• What the task requires: Make an exact copy of all the entries, with the pictures left out.

Stored data:
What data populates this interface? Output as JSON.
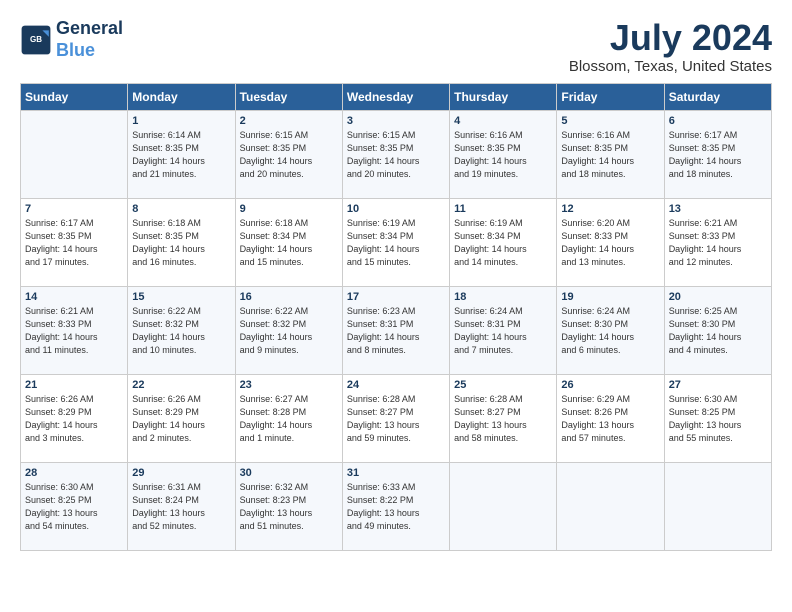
{
  "header": {
    "logo_line1": "General",
    "logo_line2": "Blue",
    "month_year": "July 2024",
    "location": "Blossom, Texas, United States"
  },
  "weekdays": [
    "Sunday",
    "Monday",
    "Tuesday",
    "Wednesday",
    "Thursday",
    "Friday",
    "Saturday"
  ],
  "weeks": [
    [
      {
        "day": "",
        "info": ""
      },
      {
        "day": "1",
        "info": "Sunrise: 6:14 AM\nSunset: 8:35 PM\nDaylight: 14 hours\nand 21 minutes."
      },
      {
        "day": "2",
        "info": "Sunrise: 6:15 AM\nSunset: 8:35 PM\nDaylight: 14 hours\nand 20 minutes."
      },
      {
        "day": "3",
        "info": "Sunrise: 6:15 AM\nSunset: 8:35 PM\nDaylight: 14 hours\nand 20 minutes."
      },
      {
        "day": "4",
        "info": "Sunrise: 6:16 AM\nSunset: 8:35 PM\nDaylight: 14 hours\nand 19 minutes."
      },
      {
        "day": "5",
        "info": "Sunrise: 6:16 AM\nSunset: 8:35 PM\nDaylight: 14 hours\nand 18 minutes."
      },
      {
        "day": "6",
        "info": "Sunrise: 6:17 AM\nSunset: 8:35 PM\nDaylight: 14 hours\nand 18 minutes."
      }
    ],
    [
      {
        "day": "7",
        "info": "Sunrise: 6:17 AM\nSunset: 8:35 PM\nDaylight: 14 hours\nand 17 minutes."
      },
      {
        "day": "8",
        "info": "Sunrise: 6:18 AM\nSunset: 8:35 PM\nDaylight: 14 hours\nand 16 minutes."
      },
      {
        "day": "9",
        "info": "Sunrise: 6:18 AM\nSunset: 8:34 PM\nDaylight: 14 hours\nand 15 minutes."
      },
      {
        "day": "10",
        "info": "Sunrise: 6:19 AM\nSunset: 8:34 PM\nDaylight: 14 hours\nand 15 minutes."
      },
      {
        "day": "11",
        "info": "Sunrise: 6:19 AM\nSunset: 8:34 PM\nDaylight: 14 hours\nand 14 minutes."
      },
      {
        "day": "12",
        "info": "Sunrise: 6:20 AM\nSunset: 8:33 PM\nDaylight: 14 hours\nand 13 minutes."
      },
      {
        "day": "13",
        "info": "Sunrise: 6:21 AM\nSunset: 8:33 PM\nDaylight: 14 hours\nand 12 minutes."
      }
    ],
    [
      {
        "day": "14",
        "info": "Sunrise: 6:21 AM\nSunset: 8:33 PM\nDaylight: 14 hours\nand 11 minutes."
      },
      {
        "day": "15",
        "info": "Sunrise: 6:22 AM\nSunset: 8:32 PM\nDaylight: 14 hours\nand 10 minutes."
      },
      {
        "day": "16",
        "info": "Sunrise: 6:22 AM\nSunset: 8:32 PM\nDaylight: 14 hours\nand 9 minutes."
      },
      {
        "day": "17",
        "info": "Sunrise: 6:23 AM\nSunset: 8:31 PM\nDaylight: 14 hours\nand 8 minutes."
      },
      {
        "day": "18",
        "info": "Sunrise: 6:24 AM\nSunset: 8:31 PM\nDaylight: 14 hours\nand 7 minutes."
      },
      {
        "day": "19",
        "info": "Sunrise: 6:24 AM\nSunset: 8:30 PM\nDaylight: 14 hours\nand 6 minutes."
      },
      {
        "day": "20",
        "info": "Sunrise: 6:25 AM\nSunset: 8:30 PM\nDaylight: 14 hours\nand 4 minutes."
      }
    ],
    [
      {
        "day": "21",
        "info": "Sunrise: 6:26 AM\nSunset: 8:29 PM\nDaylight: 14 hours\nand 3 minutes."
      },
      {
        "day": "22",
        "info": "Sunrise: 6:26 AM\nSunset: 8:29 PM\nDaylight: 14 hours\nand 2 minutes."
      },
      {
        "day": "23",
        "info": "Sunrise: 6:27 AM\nSunset: 8:28 PM\nDaylight: 14 hours\nand 1 minute."
      },
      {
        "day": "24",
        "info": "Sunrise: 6:28 AM\nSunset: 8:27 PM\nDaylight: 13 hours\nand 59 minutes."
      },
      {
        "day": "25",
        "info": "Sunrise: 6:28 AM\nSunset: 8:27 PM\nDaylight: 13 hours\nand 58 minutes."
      },
      {
        "day": "26",
        "info": "Sunrise: 6:29 AM\nSunset: 8:26 PM\nDaylight: 13 hours\nand 57 minutes."
      },
      {
        "day": "27",
        "info": "Sunrise: 6:30 AM\nSunset: 8:25 PM\nDaylight: 13 hours\nand 55 minutes."
      }
    ],
    [
      {
        "day": "28",
        "info": "Sunrise: 6:30 AM\nSunset: 8:25 PM\nDaylight: 13 hours\nand 54 minutes."
      },
      {
        "day": "29",
        "info": "Sunrise: 6:31 AM\nSunset: 8:24 PM\nDaylight: 13 hours\nand 52 minutes."
      },
      {
        "day": "30",
        "info": "Sunrise: 6:32 AM\nSunset: 8:23 PM\nDaylight: 13 hours\nand 51 minutes."
      },
      {
        "day": "31",
        "info": "Sunrise: 6:33 AM\nSunset: 8:22 PM\nDaylight: 13 hours\nand 49 minutes."
      },
      {
        "day": "",
        "info": ""
      },
      {
        "day": "",
        "info": ""
      },
      {
        "day": "",
        "info": ""
      }
    ]
  ]
}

• Completed exercise:
What data populates this interface? Output as JSON.
{
  "header": {
    "logo_line1": "General",
    "logo_line2": "Blue",
    "month_year": "July 2024",
    "location": "Blossom, Texas, United States"
  },
  "weekdays": [
    "Sunday",
    "Monday",
    "Tuesday",
    "Wednesday",
    "Thursday",
    "Friday",
    "Saturday"
  ],
  "weeks": [
    [
      {
        "day": "",
        "info": ""
      },
      {
        "day": "1",
        "info": "Sunrise: 6:14 AM\nSunset: 8:35 PM\nDaylight: 14 hours\nand 21 minutes."
      },
      {
        "day": "2",
        "info": "Sunrise: 6:15 AM\nSunset: 8:35 PM\nDaylight: 14 hours\nand 20 minutes."
      },
      {
        "day": "3",
        "info": "Sunrise: 6:15 AM\nSunset: 8:35 PM\nDaylight: 14 hours\nand 20 minutes."
      },
      {
        "day": "4",
        "info": "Sunrise: 6:16 AM\nSunset: 8:35 PM\nDaylight: 14 hours\nand 19 minutes."
      },
      {
        "day": "5",
        "info": "Sunrise: 6:16 AM\nSunset: 8:35 PM\nDaylight: 14 hours\nand 18 minutes."
      },
      {
        "day": "6",
        "info": "Sunrise: 6:17 AM\nSunset: 8:35 PM\nDaylight: 14 hours\nand 18 minutes."
      }
    ],
    [
      {
        "day": "7",
        "info": "Sunrise: 6:17 AM\nSunset: 8:35 PM\nDaylight: 14 hours\nand 17 minutes."
      },
      {
        "day": "8",
        "info": "Sunrise: 6:18 AM\nSunset: 8:35 PM\nDaylight: 14 hours\nand 16 minutes."
      },
      {
        "day": "9",
        "info": "Sunrise: 6:18 AM\nSunset: 8:34 PM\nDaylight: 14 hours\nand 15 minutes."
      },
      {
        "day": "10",
        "info": "Sunrise: 6:19 AM\nSunset: 8:34 PM\nDaylight: 14 hours\nand 15 minutes."
      },
      {
        "day": "11",
        "info": "Sunrise: 6:19 AM\nSunset: 8:34 PM\nDaylight: 14 hours\nand 14 minutes."
      },
      {
        "day": "12",
        "info": "Sunrise: 6:20 AM\nSunset: 8:33 PM\nDaylight: 14 hours\nand 13 minutes."
      },
      {
        "day": "13",
        "info": "Sunrise: 6:21 AM\nSunset: 8:33 PM\nDaylight: 14 hours\nand 12 minutes."
      }
    ],
    [
      {
        "day": "14",
        "info": "Sunrise: 6:21 AM\nSunset: 8:33 PM\nDaylight: 14 hours\nand 11 minutes."
      },
      {
        "day": "15",
        "info": "Sunrise: 6:22 AM\nSunset: 8:32 PM\nDaylight: 14 hours\nand 10 minutes."
      },
      {
        "day": "16",
        "info": "Sunrise: 6:22 AM\nSunset: 8:32 PM\nDaylight: 14 hours\nand 9 minutes."
      },
      {
        "day": "17",
        "info": "Sunrise: 6:23 AM\nSunset: 8:31 PM\nDaylight: 14 hours\nand 8 minutes."
      },
      {
        "day": "18",
        "info": "Sunrise: 6:24 AM\nSunset: 8:31 PM\nDaylight: 14 hours\nand 7 minutes."
      },
      {
        "day": "19",
        "info": "Sunrise: 6:24 AM\nSunset: 8:30 PM\nDaylight: 14 hours\nand 6 minutes."
      },
      {
        "day": "20",
        "info": "Sunrise: 6:25 AM\nSunset: 8:30 PM\nDaylight: 14 hours\nand 4 minutes."
      }
    ],
    [
      {
        "day": "21",
        "info": "Sunrise: 6:26 AM\nSunset: 8:29 PM\nDaylight: 14 hours\nand 3 minutes."
      },
      {
        "day": "22",
        "info": "Sunrise: 6:26 AM\nSunset: 8:29 PM\nDaylight: 14 hours\nand 2 minutes."
      },
      {
        "day": "23",
        "info": "Sunrise: 6:27 AM\nSunset: 8:28 PM\nDaylight: 14 hours\nand 1 minute."
      },
      {
        "day": "24",
        "info": "Sunrise: 6:28 AM\nSunset: 8:27 PM\nDaylight: 13 hours\nand 59 minutes."
      },
      {
        "day": "25",
        "info": "Sunrise: 6:28 AM\nSunset: 8:27 PM\nDaylight: 13 hours\nand 58 minutes."
      },
      {
        "day": "26",
        "info": "Sunrise: 6:29 AM\nSunset: 8:26 PM\nDaylight: 13 hours\nand 57 minutes."
      },
      {
        "day": "27",
        "info": "Sunrise: 6:30 AM\nSunset: 8:25 PM\nDaylight: 13 hours\nand 55 minutes."
      }
    ],
    [
      {
        "day": "28",
        "info": "Sunrise: 6:30 AM\nSunset: 8:25 PM\nDaylight: 13 hours\nand 54 minutes."
      },
      {
        "day": "29",
        "info": "Sunrise: 6:31 AM\nSunset: 8:24 PM\nDaylight: 13 hours\nand 52 minutes."
      },
      {
        "day": "30",
        "info": "Sunrise: 6:32 AM\nSunset: 8:23 PM\nDaylight: 13 hours\nand 51 minutes."
      },
      {
        "day": "31",
        "info": "Sunrise: 6:33 AM\nSunset: 8:22 PM\nDaylight: 13 hours\nand 49 minutes."
      },
      {
        "day": "",
        "info": ""
      },
      {
        "day": "",
        "info": ""
      },
      {
        "day": "",
        "info": ""
      }
    ]
  ]
}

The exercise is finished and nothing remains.